:: DATA RECORDS ::
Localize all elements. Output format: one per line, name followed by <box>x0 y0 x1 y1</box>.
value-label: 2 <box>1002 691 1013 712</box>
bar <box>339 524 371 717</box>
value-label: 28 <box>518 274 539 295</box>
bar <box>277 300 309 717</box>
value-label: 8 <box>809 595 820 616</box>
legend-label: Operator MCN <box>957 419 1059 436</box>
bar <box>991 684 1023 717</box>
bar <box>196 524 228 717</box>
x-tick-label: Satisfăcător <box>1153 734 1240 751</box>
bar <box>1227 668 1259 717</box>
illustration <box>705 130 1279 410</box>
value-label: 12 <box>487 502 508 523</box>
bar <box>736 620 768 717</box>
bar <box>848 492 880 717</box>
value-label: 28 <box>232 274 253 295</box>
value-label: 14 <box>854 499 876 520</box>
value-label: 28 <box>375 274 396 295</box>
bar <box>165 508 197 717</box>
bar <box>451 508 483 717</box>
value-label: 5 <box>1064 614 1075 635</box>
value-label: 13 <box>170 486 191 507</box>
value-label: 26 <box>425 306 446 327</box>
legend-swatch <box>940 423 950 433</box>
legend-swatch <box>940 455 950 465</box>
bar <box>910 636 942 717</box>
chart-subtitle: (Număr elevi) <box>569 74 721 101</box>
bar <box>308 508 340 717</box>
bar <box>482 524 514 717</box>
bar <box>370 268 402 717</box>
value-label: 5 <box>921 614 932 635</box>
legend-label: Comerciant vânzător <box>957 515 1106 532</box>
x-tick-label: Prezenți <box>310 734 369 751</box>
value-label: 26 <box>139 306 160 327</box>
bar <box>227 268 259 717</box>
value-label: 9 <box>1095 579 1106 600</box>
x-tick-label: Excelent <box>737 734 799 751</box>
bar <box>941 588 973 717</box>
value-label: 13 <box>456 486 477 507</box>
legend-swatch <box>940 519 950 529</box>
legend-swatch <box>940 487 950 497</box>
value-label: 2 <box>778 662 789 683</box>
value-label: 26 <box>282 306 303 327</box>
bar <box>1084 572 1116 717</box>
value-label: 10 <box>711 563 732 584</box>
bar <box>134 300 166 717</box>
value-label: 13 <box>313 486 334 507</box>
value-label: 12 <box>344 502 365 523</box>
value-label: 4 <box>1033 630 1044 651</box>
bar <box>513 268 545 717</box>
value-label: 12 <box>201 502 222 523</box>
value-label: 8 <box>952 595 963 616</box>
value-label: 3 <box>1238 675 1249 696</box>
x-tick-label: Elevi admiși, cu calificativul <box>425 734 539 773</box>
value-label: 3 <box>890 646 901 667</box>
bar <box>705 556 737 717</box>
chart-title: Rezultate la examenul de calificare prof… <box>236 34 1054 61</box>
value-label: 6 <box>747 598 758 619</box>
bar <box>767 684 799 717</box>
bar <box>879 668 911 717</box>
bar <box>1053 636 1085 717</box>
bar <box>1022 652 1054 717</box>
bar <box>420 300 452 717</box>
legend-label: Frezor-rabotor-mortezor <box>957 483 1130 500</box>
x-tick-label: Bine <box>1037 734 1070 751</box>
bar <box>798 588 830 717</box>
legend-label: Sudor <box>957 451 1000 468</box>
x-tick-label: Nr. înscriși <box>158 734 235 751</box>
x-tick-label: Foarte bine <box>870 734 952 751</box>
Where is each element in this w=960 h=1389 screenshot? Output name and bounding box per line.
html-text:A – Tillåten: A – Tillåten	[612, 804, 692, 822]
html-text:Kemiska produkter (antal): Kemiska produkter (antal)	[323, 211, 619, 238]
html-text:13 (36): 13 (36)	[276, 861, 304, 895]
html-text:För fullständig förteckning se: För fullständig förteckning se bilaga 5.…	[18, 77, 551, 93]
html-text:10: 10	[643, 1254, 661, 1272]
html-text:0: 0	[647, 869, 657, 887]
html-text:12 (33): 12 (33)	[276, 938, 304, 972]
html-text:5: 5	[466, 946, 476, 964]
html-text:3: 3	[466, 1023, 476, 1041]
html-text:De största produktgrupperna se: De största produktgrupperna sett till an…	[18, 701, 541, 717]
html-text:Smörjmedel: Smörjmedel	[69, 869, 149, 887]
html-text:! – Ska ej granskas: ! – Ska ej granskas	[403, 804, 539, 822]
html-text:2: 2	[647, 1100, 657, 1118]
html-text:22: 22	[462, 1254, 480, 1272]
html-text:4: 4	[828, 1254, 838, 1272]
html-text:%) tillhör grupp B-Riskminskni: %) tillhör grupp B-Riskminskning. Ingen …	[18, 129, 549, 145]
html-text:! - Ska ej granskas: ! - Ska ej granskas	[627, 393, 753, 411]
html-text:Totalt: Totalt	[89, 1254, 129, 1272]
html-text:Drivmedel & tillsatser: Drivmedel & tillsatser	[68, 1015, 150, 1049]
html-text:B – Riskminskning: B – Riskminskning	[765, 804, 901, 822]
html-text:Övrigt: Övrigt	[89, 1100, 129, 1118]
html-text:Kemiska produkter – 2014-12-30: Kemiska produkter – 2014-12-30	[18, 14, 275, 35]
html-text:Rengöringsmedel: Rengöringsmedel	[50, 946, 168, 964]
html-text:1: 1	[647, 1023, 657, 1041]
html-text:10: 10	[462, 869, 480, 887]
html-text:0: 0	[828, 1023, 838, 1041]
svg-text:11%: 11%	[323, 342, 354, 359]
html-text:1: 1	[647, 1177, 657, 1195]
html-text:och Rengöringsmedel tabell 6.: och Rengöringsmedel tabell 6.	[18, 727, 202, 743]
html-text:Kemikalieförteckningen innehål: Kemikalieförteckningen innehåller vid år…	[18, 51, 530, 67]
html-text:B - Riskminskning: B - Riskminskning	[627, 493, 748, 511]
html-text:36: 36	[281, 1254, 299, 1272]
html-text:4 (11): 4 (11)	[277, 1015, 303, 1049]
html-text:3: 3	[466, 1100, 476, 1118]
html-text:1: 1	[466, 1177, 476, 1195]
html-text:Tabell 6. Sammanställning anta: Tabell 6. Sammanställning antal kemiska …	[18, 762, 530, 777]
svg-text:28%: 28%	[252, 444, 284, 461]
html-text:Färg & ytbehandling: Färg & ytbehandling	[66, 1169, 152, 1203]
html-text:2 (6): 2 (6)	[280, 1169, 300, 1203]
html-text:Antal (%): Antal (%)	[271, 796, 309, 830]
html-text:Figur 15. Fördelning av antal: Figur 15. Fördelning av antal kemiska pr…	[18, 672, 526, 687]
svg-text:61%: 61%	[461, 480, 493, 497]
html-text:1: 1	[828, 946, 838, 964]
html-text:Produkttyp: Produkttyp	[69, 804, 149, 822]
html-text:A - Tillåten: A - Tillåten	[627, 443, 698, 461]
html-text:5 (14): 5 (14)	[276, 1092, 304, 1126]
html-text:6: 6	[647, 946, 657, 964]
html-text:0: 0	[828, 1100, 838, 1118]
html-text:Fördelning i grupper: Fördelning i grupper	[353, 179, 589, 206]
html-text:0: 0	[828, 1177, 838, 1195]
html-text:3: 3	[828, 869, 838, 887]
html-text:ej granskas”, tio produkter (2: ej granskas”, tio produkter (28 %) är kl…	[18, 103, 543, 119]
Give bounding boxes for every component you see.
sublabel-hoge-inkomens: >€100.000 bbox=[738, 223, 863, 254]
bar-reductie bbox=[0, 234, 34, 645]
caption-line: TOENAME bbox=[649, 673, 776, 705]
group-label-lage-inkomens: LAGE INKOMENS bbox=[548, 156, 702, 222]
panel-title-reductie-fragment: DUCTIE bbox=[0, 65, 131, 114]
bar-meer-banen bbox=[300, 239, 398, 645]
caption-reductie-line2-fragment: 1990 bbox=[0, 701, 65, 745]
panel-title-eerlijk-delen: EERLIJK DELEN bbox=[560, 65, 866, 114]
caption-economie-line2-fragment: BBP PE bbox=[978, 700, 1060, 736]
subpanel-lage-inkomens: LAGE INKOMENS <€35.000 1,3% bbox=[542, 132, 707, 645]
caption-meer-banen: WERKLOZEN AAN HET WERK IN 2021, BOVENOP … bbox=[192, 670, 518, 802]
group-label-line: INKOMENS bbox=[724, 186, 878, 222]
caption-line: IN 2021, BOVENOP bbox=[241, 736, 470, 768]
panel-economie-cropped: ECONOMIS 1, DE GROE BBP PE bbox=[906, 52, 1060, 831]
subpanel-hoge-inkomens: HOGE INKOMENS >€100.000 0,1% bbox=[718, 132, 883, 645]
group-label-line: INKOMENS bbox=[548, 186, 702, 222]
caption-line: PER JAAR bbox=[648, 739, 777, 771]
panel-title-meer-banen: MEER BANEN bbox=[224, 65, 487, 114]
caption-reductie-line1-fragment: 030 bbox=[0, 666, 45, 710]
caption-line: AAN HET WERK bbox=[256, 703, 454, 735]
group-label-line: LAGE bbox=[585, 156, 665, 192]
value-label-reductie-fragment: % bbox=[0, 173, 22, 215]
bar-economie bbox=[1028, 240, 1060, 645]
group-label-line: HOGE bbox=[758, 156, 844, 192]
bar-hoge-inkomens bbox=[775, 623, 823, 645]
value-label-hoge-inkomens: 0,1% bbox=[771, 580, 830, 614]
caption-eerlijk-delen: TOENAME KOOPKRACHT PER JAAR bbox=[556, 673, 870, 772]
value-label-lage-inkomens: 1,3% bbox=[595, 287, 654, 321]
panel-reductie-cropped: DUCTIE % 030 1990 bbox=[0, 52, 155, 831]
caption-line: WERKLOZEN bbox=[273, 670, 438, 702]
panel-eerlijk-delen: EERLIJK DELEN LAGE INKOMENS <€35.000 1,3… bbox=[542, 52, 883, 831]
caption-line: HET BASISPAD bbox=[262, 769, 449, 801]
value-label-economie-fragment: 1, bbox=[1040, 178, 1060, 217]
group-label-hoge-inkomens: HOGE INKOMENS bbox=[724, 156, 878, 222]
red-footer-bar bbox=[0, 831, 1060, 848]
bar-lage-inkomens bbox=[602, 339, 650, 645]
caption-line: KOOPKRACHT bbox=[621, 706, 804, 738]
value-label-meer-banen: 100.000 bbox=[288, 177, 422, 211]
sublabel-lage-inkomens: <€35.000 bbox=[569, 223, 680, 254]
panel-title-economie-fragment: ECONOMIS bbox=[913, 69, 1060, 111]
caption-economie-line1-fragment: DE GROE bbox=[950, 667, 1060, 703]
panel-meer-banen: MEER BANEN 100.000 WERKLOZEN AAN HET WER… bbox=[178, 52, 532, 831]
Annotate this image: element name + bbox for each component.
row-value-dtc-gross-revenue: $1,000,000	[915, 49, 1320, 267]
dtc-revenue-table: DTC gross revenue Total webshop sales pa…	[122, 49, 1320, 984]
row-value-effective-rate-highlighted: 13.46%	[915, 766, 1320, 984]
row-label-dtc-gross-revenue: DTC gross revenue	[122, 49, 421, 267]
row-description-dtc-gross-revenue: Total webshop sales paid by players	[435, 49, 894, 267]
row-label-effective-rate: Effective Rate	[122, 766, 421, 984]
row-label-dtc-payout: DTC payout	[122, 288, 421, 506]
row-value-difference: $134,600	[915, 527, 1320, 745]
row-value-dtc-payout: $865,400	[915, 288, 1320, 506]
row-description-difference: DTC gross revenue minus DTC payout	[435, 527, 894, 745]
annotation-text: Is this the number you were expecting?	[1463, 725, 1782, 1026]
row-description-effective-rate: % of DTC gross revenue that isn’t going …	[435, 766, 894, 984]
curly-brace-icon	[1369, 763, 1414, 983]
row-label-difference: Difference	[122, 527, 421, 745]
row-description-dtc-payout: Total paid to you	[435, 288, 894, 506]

:: EXERCISE INSTRUCTIONS ::
Copy out the items above word for word, from the first line through the line containing "legend-label: Operator MCN", including both ends.

:: WRITTEN RESPONSE ::
Localize all elements. Output format: one per line, name followed by <box>x0 y0 x1 y1</box>.
value-label: 2 <box>1002 691 1013 712</box>
bar <box>339 524 371 717</box>
value-label: 28 <box>518 274 539 295</box>
bar <box>277 300 309 717</box>
value-label: 8 <box>809 595 820 616</box>
legend-label: Operator MCN <box>957 419 1059 436</box>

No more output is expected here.